Extract each line of the data and write it out again exactly.

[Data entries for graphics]
Start

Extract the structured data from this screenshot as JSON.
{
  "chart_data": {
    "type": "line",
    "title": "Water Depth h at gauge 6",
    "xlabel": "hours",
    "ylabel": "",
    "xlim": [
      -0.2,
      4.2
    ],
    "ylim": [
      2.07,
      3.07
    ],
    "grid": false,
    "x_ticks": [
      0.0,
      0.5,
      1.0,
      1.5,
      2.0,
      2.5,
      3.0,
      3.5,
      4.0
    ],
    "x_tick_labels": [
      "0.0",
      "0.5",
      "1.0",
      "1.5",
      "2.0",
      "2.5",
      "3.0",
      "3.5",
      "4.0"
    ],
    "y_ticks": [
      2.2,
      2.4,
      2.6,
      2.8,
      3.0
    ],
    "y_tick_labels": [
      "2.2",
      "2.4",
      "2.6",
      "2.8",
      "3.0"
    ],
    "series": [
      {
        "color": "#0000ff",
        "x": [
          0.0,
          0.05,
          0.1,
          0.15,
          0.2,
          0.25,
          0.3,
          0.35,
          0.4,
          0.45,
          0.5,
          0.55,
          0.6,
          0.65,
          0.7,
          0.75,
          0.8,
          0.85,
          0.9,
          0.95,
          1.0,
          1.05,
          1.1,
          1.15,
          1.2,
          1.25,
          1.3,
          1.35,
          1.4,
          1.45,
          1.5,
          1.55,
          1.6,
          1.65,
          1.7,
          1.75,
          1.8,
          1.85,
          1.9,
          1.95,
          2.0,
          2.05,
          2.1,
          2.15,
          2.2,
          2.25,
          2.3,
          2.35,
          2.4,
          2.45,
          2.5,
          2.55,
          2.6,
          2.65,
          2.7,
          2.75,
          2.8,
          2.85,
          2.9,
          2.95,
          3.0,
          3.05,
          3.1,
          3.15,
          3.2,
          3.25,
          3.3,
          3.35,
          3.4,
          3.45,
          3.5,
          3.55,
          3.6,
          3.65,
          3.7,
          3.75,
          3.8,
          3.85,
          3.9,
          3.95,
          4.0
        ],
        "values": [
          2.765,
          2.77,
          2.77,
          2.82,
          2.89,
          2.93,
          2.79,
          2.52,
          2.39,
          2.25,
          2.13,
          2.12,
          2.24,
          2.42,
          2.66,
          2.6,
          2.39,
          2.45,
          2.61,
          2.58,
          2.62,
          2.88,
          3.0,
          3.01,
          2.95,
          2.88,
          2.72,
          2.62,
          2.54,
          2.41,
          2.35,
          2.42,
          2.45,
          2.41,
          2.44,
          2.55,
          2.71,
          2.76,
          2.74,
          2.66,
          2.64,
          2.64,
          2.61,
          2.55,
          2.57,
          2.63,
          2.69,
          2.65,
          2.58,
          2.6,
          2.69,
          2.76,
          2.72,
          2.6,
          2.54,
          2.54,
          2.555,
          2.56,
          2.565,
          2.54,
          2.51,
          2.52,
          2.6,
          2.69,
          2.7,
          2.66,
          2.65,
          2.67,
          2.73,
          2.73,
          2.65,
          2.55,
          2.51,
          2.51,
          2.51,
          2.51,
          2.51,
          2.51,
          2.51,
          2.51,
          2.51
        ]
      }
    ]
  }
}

End

RESULT OF THE TASK:
Extract the structured data from this screenshot as JSON.
{
  "chart_data": {
    "type": "line",
    "title": "Water Depth h at gauge 6",
    "xlabel": "hours",
    "ylabel": "",
    "xlim": [
      -0.2,
      4.2
    ],
    "ylim": [
      2.07,
      3.07
    ],
    "grid": false,
    "x_ticks": [
      0.0,
      0.5,
      1.0,
      1.5,
      2.0,
      2.5,
      3.0,
      3.5,
      4.0
    ],
    "x_tick_labels": [
      "0.0",
      "0.5",
      "1.0",
      "1.5",
      "2.0",
      "2.5",
      "3.0",
      "3.5",
      "4.0"
    ],
    "y_ticks": [
      2.2,
      2.4,
      2.6,
      2.8,
      3.0
    ],
    "y_tick_labels": [
      "2.2",
      "2.4",
      "2.6",
      "2.8",
      "3.0"
    ],
    "series": [
      {
        "color": "#0000ff",
        "x": [
          0.0,
          0.05,
          0.1,
          0.15,
          0.2,
          0.25,
          0.3,
          0.35,
          0.4,
          0.45,
          0.5,
          0.55,
          0.6,
          0.65,
          0.7,
          0.75,
          0.8,
          0.85,
          0.9,
          0.95,
          1.0,
          1.05,
          1.1,
          1.15,
          1.2,
          1.25,
          1.3,
          1.35,
          1.4,
          1.45,
          1.5,
          1.55,
          1.6,
          1.65,
          1.7,
          1.75,
          1.8,
          1.85,
          1.9,
          1.95,
          2.0,
          2.05,
          2.1,
          2.15,
          2.2,
          2.25,
          2.3,
          2.35,
          2.4,
          2.45,
          2.5,
          2.55,
          2.6,
          2.65,
          2.7,
          2.75,
          2.8,
          2.85,
          2.9,
          2.95,
          3.0,
          3.05,
          3.1,
          3.15,
          3.2,
          3.25,
          3.3,
          3.35,
          3.4,
          3.45,
          3.5,
          3.55,
          3.6,
          3.65,
          3.7,
          3.75,
          3.8,
          3.85,
          3.9,
          3.95,
          4.0
        ],
        "values": [
          2.765,
          2.77,
          2.77,
          2.82,
          2.89,
          2.93,
          2.79,
          2.52,
          2.39,
          2.25,
          2.13,
          2.12,
          2.24,
          2.42,
          2.66,
          2.6,
          2.39,
          2.45,
          2.61,
          2.58,
          2.62,
          2.88,
          3.0,
          3.01,
          2.95,
          2.88,
          2.72,
          2.62,
          2.54,
          2.41,
          2.35,
          2.42,
          2.45,
          2.41,
          2.44,
          2.55,
          2.71,
          2.76,
          2.74,
          2.66,
          2.64,
          2.64,
          2.61,
          2.55,
          2.57,
          2.63,
          2.69,
          2.65,
          2.58,
          2.6,
          2.69,
          2.76,
          2.72,
          2.6,
          2.54,
          2.54,
          2.555,
          2.56,
          2.565,
          2.54,
          2.51,
          2.52,
          2.6,
          2.69,
          2.7,
          2.66,
          2.65,
          2.67,
          2.73,
          2.73,
          2.65,
          2.55,
          2.51,
          2.51,
          2.51,
          2.51,
          2.51,
          2.51,
          2.51,
          2.51,
          2.51
        ]
      }
    ]
  }
}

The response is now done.